## WORK TO COMPLETE
Retype the whole listing verbatim and keep the pictures out of it.
### MATERIAL FOR THIS TASK ###
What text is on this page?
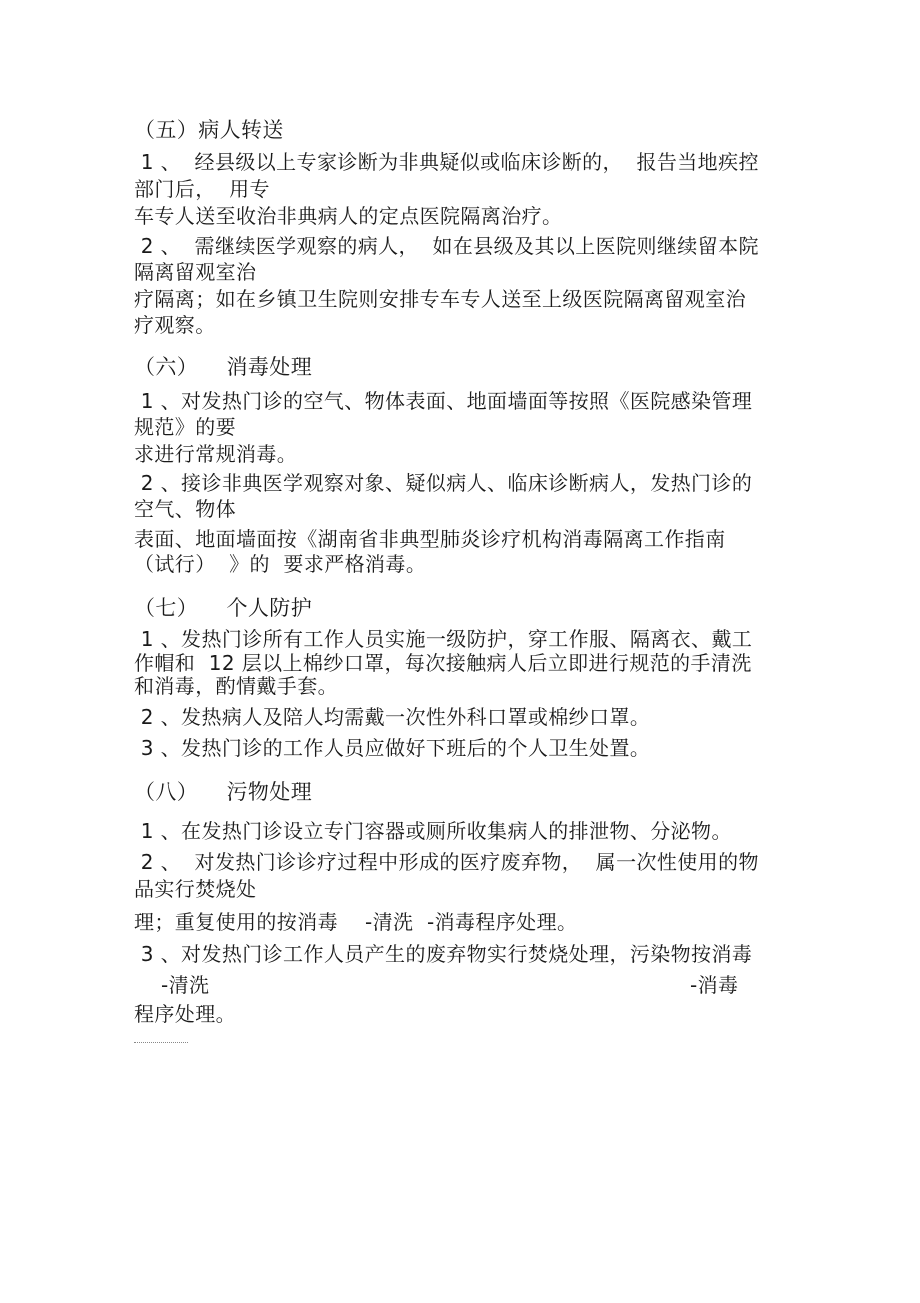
（五）病人转送
1 、  经县级以上专家诊断为非典疑似或临床诊断的，  报告当地疾控
部门后，  用专
车专人送至收治非典病人的定点医院隔离治疗。
2 、  需继续医学观察的病人，  如在县级及其以上医院则继续留本院
隔离留观室治
疗隔离；如在乡镇卫生院则安排专车专人送至上级医院隔离留观室治
疗观察。
（六）    消毒处理
1 、对发热门诊的空气、物体表面、地面墙面等按照《医院感染管理
规范》的要
求进行常规消毒。
2 、接诊非典医学观察对象、疑似病人、临床诊断病人，发热门诊的
空气、物体
表面、地面墙面按《湖南省非典型肺炎诊疗机构消毒隔离工作指南
（试行）  》的  要求严格消毒。
（七）    个人防护
1 、发热门诊所有工作人员实施一级防护，穿工作服、隔离衣、戴工
作帽和  12 层以上棉纱口罩，每次接触病人后立即进行规范的手清洗
和消毒，酌情戴手套。
2 、发热病人及陪人均需戴一次性外科口罩或棉纱口罩。
3 、发热门诊的工作人员应做好下班后的个人卫生处置。
（八）    污物处理
1 、在发热门诊设立专门容器或厕所收集病人的排泄物、分泌物。
2 、  对发热门诊诊疗过程中形成的医疗废弃物，  属一次性使用的物
品实行焚烧处
理；重复使用的按消毒    -清洗  -消毒程序处理。
3 、对发热门诊工作人员产生的废弃物实行焚烧处理，污染物按消毒
-清洗	-消毒
程序处理。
###
## SOLUTION TO THE EXERCISE
What text is on this page?
（五）病人转送
1 、  经县级以上专家诊断为非典疑似或临床诊断的，  报告当地疾控
部门后，  用专
车专人送至收治非典病人的定点医院隔离治疗。
2 、  需继续医学观察的病人，  如在县级及其以上医院则继续留本院
隔离留观室治
疗隔离；如在乡镇卫生院则安排专车专人送至上级医院隔离留观室治
疗观察。
（六）    消毒处理
1 、对发热门诊的空气、物体表面、地面墙面等按照《医院感染管理
规范》的要
求进行常规消毒。
2 、接诊非典医学观察对象、疑似病人、临床诊断病人，发热门诊的
空气、物体
表面、地面墙面按《湖南省非典型肺炎诊疗机构消毒隔离工作指南
（试行）  》的  要求严格消毒。
（七）    个人防护
1 、发热门诊所有工作人员实施一级防护，穿工作服、隔离衣、戴工
作帽和  12 层以上棉纱口罩，每次接触病人后立即进行规范的手清洗
和消毒，酌情戴手套。
2 、发热病人及陪人均需戴一次性外科口罩或棉纱口罩。
3 、发热门诊的工作人员应做好下班后的个人卫生处置。
（八）    污物处理
1 、在发热门诊设立专门容器或厕所收集病人的排泄物、分泌物。
2 、  对发热门诊诊疗过程中形成的医疗废弃物，  属一次性使用的物
品实行焚烧处
理；重复使用的按消毒    -清洗  -消毒程序处理。
3 、对发热门诊工作人员产生的废弃物实行焚烧处理，污染物按消毒
-清洗	-消毒
程序处理。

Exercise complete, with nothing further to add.